[Figure contents as structured data]
▼

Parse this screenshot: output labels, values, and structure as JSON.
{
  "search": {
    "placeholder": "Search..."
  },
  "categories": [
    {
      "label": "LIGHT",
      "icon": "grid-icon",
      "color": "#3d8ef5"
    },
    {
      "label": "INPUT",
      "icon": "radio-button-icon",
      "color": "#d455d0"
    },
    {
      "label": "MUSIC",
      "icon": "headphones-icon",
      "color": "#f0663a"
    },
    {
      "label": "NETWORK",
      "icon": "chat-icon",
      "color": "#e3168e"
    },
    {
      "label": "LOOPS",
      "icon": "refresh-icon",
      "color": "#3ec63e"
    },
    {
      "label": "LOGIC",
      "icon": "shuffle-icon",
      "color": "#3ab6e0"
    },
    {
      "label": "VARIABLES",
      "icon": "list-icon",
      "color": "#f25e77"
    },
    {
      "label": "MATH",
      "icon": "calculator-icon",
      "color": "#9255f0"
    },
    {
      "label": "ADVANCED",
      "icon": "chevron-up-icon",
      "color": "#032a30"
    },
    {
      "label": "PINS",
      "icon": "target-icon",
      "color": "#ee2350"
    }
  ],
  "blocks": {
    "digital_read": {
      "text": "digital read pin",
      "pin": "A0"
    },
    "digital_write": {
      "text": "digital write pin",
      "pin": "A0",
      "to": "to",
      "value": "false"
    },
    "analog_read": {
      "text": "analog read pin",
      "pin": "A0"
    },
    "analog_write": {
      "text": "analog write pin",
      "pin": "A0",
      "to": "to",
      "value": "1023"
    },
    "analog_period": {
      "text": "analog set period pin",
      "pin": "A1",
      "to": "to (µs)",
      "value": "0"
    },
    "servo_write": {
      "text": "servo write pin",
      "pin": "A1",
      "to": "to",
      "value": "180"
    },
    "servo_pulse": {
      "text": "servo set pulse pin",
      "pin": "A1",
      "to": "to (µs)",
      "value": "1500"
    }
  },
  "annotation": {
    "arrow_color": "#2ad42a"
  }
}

▲

■ Problem requirements ■
Every entry should be output exactly as written, please.

■ Solution to the problem ■
Parse this screenshot: output labels, values, and structure as JSON.
{
  "search": {
    "placeholder": "Search..."
  },
  "categories": [
    {
      "label": "LIGHT",
      "icon": "grid-icon",
      "color": "#3d8ef5"
    },
    {
      "label": "INPUT",
      "icon": "radio-button-icon",
      "color": "#d455d0"
    },
    {
      "label": "MUSIC",
      "icon": "headphones-icon",
      "color": "#f0663a"
    },
    {
      "label": "NETWORK",
      "icon": "chat-icon",
      "color": "#e3168e"
    },
    {
      "label": "LOOPS",
      "icon": "refresh-icon",
      "color": "#3ec63e"
    },
    {
      "label": "LOGIC",
      "icon": "shuffle-icon",
      "color": "#3ab6e0"
    },
    {
      "label": "VARIABLES",
      "icon": "list-icon",
      "color": "#f25e77"
    },
    {
      "label": "MATH",
      "icon": "calculator-icon",
      "color": "#9255f0"
    },
    {
      "label": "ADVANCED",
      "icon": "chevron-up-icon",
      "color": "#032a30"
    },
    {
      "label": "PINS",
      "icon": "target-icon",
      "color": "#ee2350"
    }
  ],
  "blocks": {
    "digital_read": {
      "text": "digital read pin",
      "pin": "A0"
    },
    "digital_write": {
      "text": "digital write pin",
      "pin": "A0",
      "to": "to",
      "value": "false"
    },
    "analog_read": {
      "text": "analog read pin",
      "pin": "A0"
    },
    "analog_write": {
      "text": "analog write pin",
      "pin": "A0",
      "to": "to",
      "value": "1023"
    },
    "analog_period": {
      "text": "analog set period pin",
      "pin": "A1",
      "to": "to (µs)",
      "value": "0"
    },
    "servo_write": {
      "text": "servo write pin",
      "pin": "A1",
      "to": "to",
      "value": "180"
    },
    "servo_pulse": {
      "text": "servo set pulse pin",
      "pin": "A1",
      "to": "to (µs)",
      "value": "1500"
    }
  },
  "annotation": {
    "arrow_color": "#2ad42a"
  }
}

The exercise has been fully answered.